## Start Excerpted records

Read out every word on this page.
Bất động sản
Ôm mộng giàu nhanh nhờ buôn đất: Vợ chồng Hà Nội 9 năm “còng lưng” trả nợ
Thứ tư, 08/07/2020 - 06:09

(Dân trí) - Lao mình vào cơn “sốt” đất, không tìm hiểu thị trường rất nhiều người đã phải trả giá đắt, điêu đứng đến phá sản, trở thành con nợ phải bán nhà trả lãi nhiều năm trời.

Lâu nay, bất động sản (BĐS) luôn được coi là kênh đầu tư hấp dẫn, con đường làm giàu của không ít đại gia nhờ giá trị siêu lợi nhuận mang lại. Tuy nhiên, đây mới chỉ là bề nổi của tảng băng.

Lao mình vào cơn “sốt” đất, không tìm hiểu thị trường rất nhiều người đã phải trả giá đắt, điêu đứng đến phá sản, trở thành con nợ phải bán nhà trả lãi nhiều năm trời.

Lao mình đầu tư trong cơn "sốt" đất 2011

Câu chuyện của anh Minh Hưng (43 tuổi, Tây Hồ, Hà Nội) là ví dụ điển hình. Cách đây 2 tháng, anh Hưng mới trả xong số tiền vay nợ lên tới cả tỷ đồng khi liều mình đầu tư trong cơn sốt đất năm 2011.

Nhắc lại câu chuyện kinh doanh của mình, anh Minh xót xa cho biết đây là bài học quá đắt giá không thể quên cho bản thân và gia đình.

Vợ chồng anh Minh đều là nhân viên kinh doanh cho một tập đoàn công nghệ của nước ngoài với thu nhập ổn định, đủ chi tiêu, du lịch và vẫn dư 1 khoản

## End Excerpted records

Objective »
Each line of the material should be echoed exactly.

The completed task »
Read out every word on this page.
Bất động sản
Ôm mộng giàu nhanh nhờ buôn đất: Vợ chồng Hà Nội 9 năm “còng lưng” trả nợ
Thứ tư, 08/07/2020 - 06:09

(Dân trí) - Lao mình vào cơn “sốt” đất, không tìm hiểu thị trường rất nhiều người đã phải trả giá đắt, điêu đứng đến phá sản, trở thành con nợ phải bán nhà trả lãi nhiều năm trời.

Lâu nay, bất động sản (BĐS) luôn được coi là kênh đầu tư hấp dẫn, con đường làm giàu của không ít đại gia nhờ giá trị siêu lợi nhuận mang lại. Tuy nhiên, đây mới chỉ là bề nổi của tảng băng.

Lao mình vào cơn “sốt” đất, không tìm hiểu thị trường rất nhiều người đã phải trả giá đắt, điêu đứng đến phá sản, trở thành con nợ phải bán nhà trả lãi nhiều năm trời.

Lao mình đầu tư trong cơn "sốt" đất 2011

Câu chuyện của anh Minh Hưng (43 tuổi, Tây Hồ, Hà Nội) là ví dụ điển hình. Cách đây 2 tháng, anh Hưng mới trả xong số tiền vay nợ lên tới cả tỷ đồng khi liều mình đầu tư trong cơn sốt đất năm 2011.

Nhắc lại câu chuyện kinh doanh của mình, anh Minh xót xa cho biết đây là bài học quá đắt giá không thể quên cho bản thân và gia đình.

Vợ chồng anh Minh đều là nhân viên kinh doanh cho một tập đoàn công nghệ của nước ngoài với thu nhập ổn định, đủ chi tiêu, du lịch và vẫn dư 1 khoản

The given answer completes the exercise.